--- PASSAGE Enclosed Below ---

We’ve all heard it. Worse, we’ve all said it. That phrase sums up our collective surrender to letting our country be nothing more than a chaotic mess.
Sometimes it’s amusing, more often it’s bewildering. From the building concierge to the highest levels of state authority, everyone uses it to justify their own complacency, their disregard for laws or basic logic, their resistance to even the slightest change, or their narrow-minded conservatism.
Valet drivers who park your car on street corners but still expect a hefty tip?
“Hayda Lebnen.” (This is Lebanon). Drivers speeding through narrow streets, overtaking from the left and the right, darting around like cockroaches and tossing their trash out the window? “Hayda Lebnen.”
Illegal buildings competing in bad taste and disfiguring the landscape? “Hayda Lebnen.”
Supposedly upscale restaurants where you go to be seen while eating cafeteria food at Michelin-star prices? “Hayda Lebnen.”
Civil servants particularly receptive to petty corruption, wasta and constant power games? “Hayda Lebnen.”
Political leaders who speak only to their own community, usually in populist terms meant to mask their total lack of vision? “Hayda Lebnen.”
Governments coming and going without ever changing anything, eventually convincing themselves and their domestic and international counterparts that maybe it's better this way? “Hayda Lebnen.”
Civil servants appointed or sidelined from strategic positions based on their sectarian affiliation? “Hayda Lebnen.”
Bankers who grow rich for years in an economy built and run like a casino, yet refuse to reach into their own pockets when nothing is left, and the game is over? “Hayda Lebnen.”
A president elected through the aggressive and unapologetic interference of foreign powers? “Hayda Lebnen.”
A political party armed to the teeth that, following the wishes of its foreign sponsor, decides matters of war and peace instead of the state and is ready to use any excuse, even the color of hydrangeas, to preserve this outrageous anomaly? “Hayda Lebnen.”
It’s a country where everything changes so quickly that nothing really changes.
One could go on listing examples endlessly. The moment this premise is questioned, the reactions are almost always the same. “It’s a complex country, you can’t understand it.”
“You think like a Westerner, it doesn’t work that way here.”
“These are fragile balances, you can’t just disrupt everything.”

--- End of Enclosed PASSAGE ---
--- DATA UNDER STUDY Enclosed Below ---

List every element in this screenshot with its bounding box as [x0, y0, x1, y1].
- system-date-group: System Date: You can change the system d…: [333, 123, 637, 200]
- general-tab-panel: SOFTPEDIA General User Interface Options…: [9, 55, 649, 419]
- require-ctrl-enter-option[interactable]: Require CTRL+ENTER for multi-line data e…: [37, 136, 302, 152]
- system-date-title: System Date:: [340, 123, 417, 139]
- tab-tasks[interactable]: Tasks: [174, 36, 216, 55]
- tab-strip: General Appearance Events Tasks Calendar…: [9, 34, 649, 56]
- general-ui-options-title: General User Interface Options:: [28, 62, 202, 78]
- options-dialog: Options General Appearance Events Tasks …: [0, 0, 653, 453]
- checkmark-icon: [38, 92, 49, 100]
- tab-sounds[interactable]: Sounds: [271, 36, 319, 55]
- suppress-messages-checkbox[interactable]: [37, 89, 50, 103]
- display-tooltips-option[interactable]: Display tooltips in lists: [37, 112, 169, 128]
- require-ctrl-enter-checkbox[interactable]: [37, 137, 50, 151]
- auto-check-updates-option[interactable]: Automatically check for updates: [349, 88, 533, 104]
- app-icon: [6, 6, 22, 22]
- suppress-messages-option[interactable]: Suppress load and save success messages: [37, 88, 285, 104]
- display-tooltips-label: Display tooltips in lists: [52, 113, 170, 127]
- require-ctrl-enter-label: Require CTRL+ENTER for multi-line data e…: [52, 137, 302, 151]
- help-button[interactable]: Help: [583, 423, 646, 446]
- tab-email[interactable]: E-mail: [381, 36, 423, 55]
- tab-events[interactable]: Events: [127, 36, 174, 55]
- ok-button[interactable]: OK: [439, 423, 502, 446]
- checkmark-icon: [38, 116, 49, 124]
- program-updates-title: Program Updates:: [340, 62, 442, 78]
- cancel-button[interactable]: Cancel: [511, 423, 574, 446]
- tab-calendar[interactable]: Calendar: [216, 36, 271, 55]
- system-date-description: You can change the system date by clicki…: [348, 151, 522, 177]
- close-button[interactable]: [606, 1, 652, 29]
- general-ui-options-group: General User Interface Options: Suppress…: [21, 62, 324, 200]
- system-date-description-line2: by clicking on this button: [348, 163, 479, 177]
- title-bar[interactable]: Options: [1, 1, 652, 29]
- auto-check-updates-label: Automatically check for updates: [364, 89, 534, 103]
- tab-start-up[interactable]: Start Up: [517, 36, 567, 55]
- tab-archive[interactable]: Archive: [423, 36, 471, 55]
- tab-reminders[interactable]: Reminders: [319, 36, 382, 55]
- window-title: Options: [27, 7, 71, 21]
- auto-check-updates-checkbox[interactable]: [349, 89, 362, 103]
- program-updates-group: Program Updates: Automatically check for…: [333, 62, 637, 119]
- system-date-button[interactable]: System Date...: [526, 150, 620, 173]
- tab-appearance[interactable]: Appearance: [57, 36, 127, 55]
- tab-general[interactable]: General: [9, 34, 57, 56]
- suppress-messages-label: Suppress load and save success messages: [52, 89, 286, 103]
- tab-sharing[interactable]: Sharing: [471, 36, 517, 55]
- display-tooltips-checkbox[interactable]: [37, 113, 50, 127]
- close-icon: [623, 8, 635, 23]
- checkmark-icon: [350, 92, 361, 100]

--- End of Enclosed DATA UNDER STUDY ---

▶ TASK GOAL
Write a continuation of the passage on the phrase "Hayda Lebnen," starting right after its final sentence.

▶ EXPECTED OUTPUT
This is not, of course, to downplay the complexity of the Lebanese situation, both internally and externally. Nor to deny that certain behaviors are so deeply rooted that it would be not only presumptuous but also counterproductive to try to change them at all costs in a short period of time.
The phrase we throw around so freely undoubtedly contains a grain of truth.
Otherwise, how can one explain that Lebanese history has largely been made up of — to borrow the words of Karim Emile Bitar — “impossible revolutions and improbable reforms?”
But by repeating it so often, we have turned it into a state religion. The idea that this country is the way it is and will never be any different is so deeply embedded in our mindset that the phrase has become performative. Any attempt to do things differently is immediately mocked and dismissed as naïve.
Maybe they are all right.
Maybe Lebanon is nothing more than this and never will be. But at the very least, they should do everything they can to make it otherwise.
Or at the very least, they should not be content with it, let alone proud of it. Because if Lebanon has reached this point today, it is largely due to this mindset, one as deeply conservative as it is fundamentally mediocre, that has driven away the most creative and brilliant minds of this country. And the result speaks for itself.
To the point that if this really is Lebanon, a country in a constant state of both construction and collapse, there is truly nothing to be proud of.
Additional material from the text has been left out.